▶ [Task details]
Which lines contain the word "Document"? Return each of them as written.

[start of Material shown]

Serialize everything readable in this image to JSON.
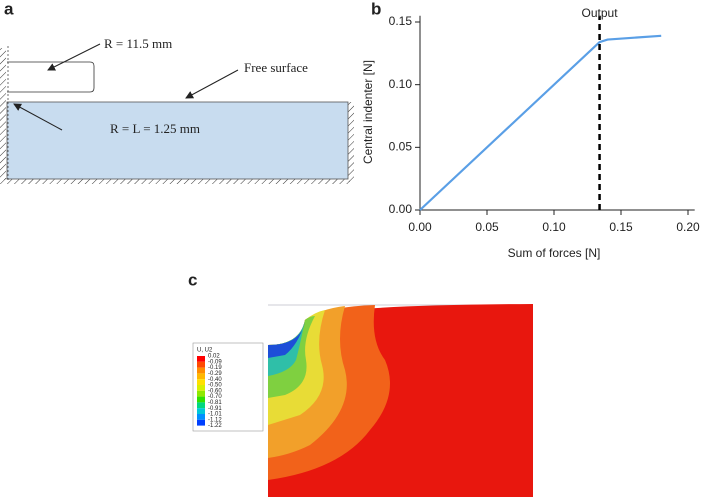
{
  "panel_a": {
    "label": "a",
    "radius_label": "R = 11.5 mm",
    "surface_label": "Free surface",
    "edge_label": "R = L = 1.25 mm"
  },
  "chart_data": {
    "type": "line",
    "panel_label": "b",
    "xlabel": "Sum of forces [N]",
    "ylabel": "Central indenter [N]",
    "x": [
      0,
      0.134,
      0.14,
      0.18
    ],
    "series": [
      {
        "name": "Central indenter",
        "color": "#5a9fe6",
        "values": [
          0,
          0.134,
          0.136,
          0.139
        ]
      }
    ],
    "xlim": [
      0,
      0.205
    ],
    "ylim": [
      0,
      0.155
    ],
    "xticks": [
      {
        "value": 0,
        "label": "0.00"
      },
      {
        "value": 0.05,
        "label": "0.05"
      },
      {
        "value": 0.1,
        "label": "0.10"
      },
      {
        "value": 0.15,
        "label": "0.15"
      },
      {
        "value": 0.2,
        "label": "0.20"
      }
    ],
    "yticks": [
      {
        "value": 0,
        "label": "0.00"
      },
      {
        "value": 0.05,
        "label": "0.05"
      },
      {
        "value": 0.1,
        "label": "0.10"
      },
      {
        "value": 0.15,
        "label": "0.15"
      }
    ],
    "annotation": {
      "text": "Output",
      "x": 0.134
    }
  },
  "panel_c": {
    "label": "c",
    "legend": {
      "title": "U, U2",
      "values": [
        "0.02",
        "-0.09",
        "-0.19",
        "-0.29",
        "-0.40",
        "-0.50",
        "-0.60",
        "-0.70",
        "-0.81",
        "-0.91",
        "-1.01",
        "-1.12",
        "-1.22"
      ]
    }
  }
}
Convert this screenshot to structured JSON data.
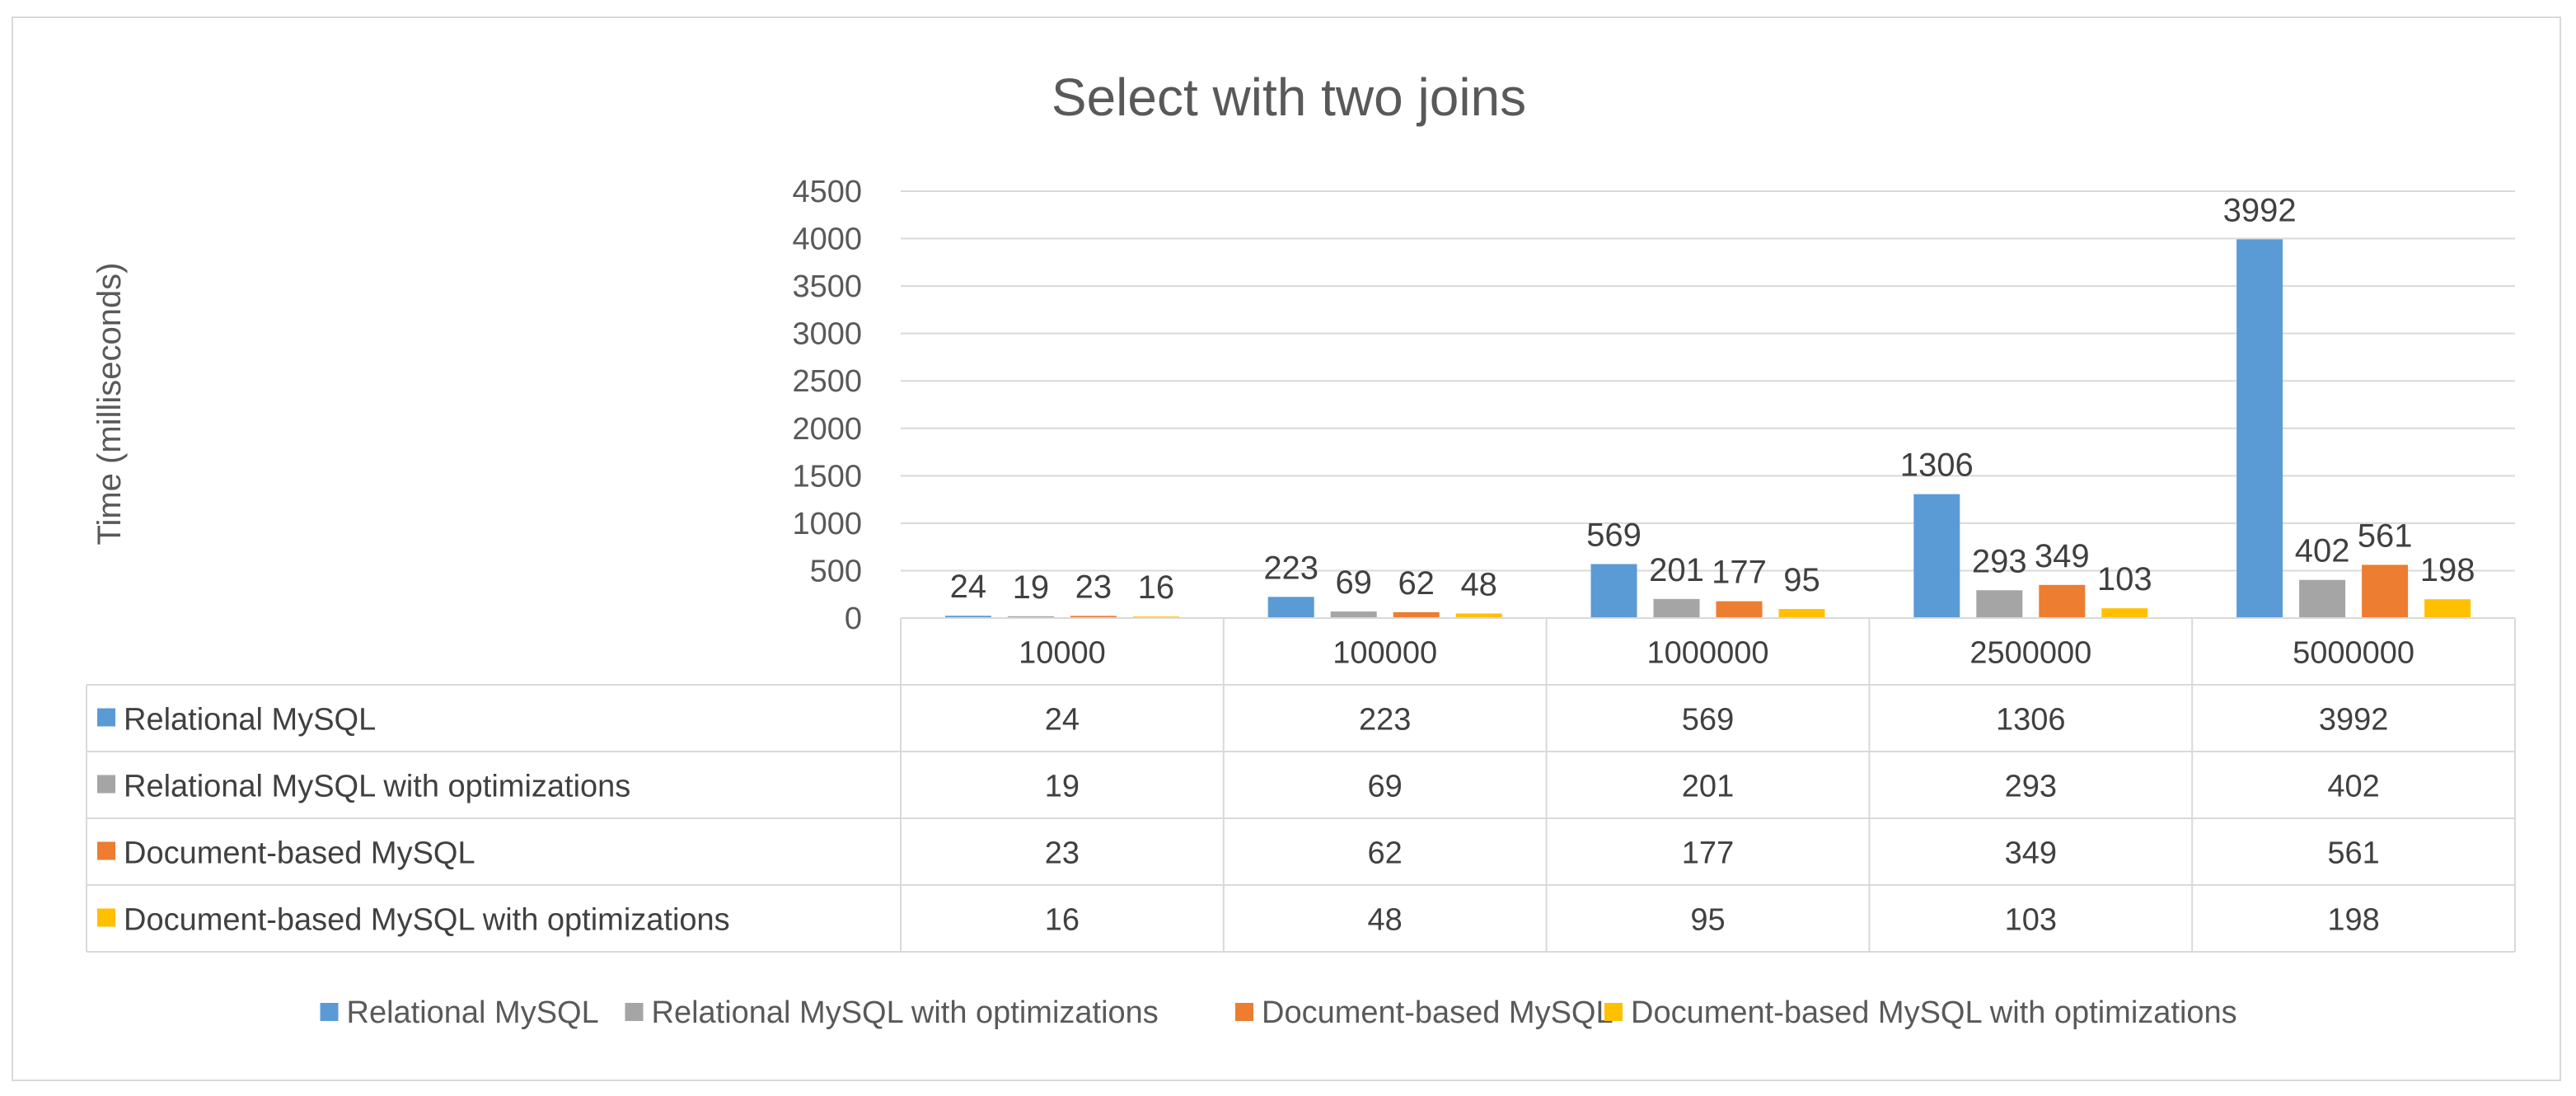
{
  "chart_data": {
    "type": "bar",
    "title": "Select with two joins",
    "xlabel": "",
    "ylabel": "Time (milliseconds)",
    "ylim": [
      0,
      4500
    ],
    "yticks": [
      0,
      500,
      1000,
      1500,
      2000,
      2500,
      3000,
      3500,
      4000,
      4500
    ],
    "grid": true,
    "legend_position": "bottom",
    "data_table": true,
    "categories": [
      "10000",
      "100000",
      "1000000",
      "2500000",
      "5000000"
    ],
    "series": [
      {
        "name": "Relational MySQL",
        "color": "#5b9bd5",
        "values": [
          24,
          223,
          569,
          1306,
          3992
        ]
      },
      {
        "name": "Relational MySQL with optimizations",
        "color": "#a5a5a5",
        "values": [
          19,
          69,
          201,
          293,
          402
        ]
      },
      {
        "name": "Document-based MySQL",
        "color": "#ed7d31",
        "values": [
          23,
          62,
          177,
          349,
          561
        ]
      },
      {
        "name": "Document-based MySQL with optimizations",
        "color": "#ffc000",
        "values": [
          16,
          48,
          95,
          103,
          198
        ]
      }
    ]
  }
}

[end of Material shown]

▶ [Solution]
        "name": "Document-based MySQL",
        "name": "Document-based MySQL with optimizations",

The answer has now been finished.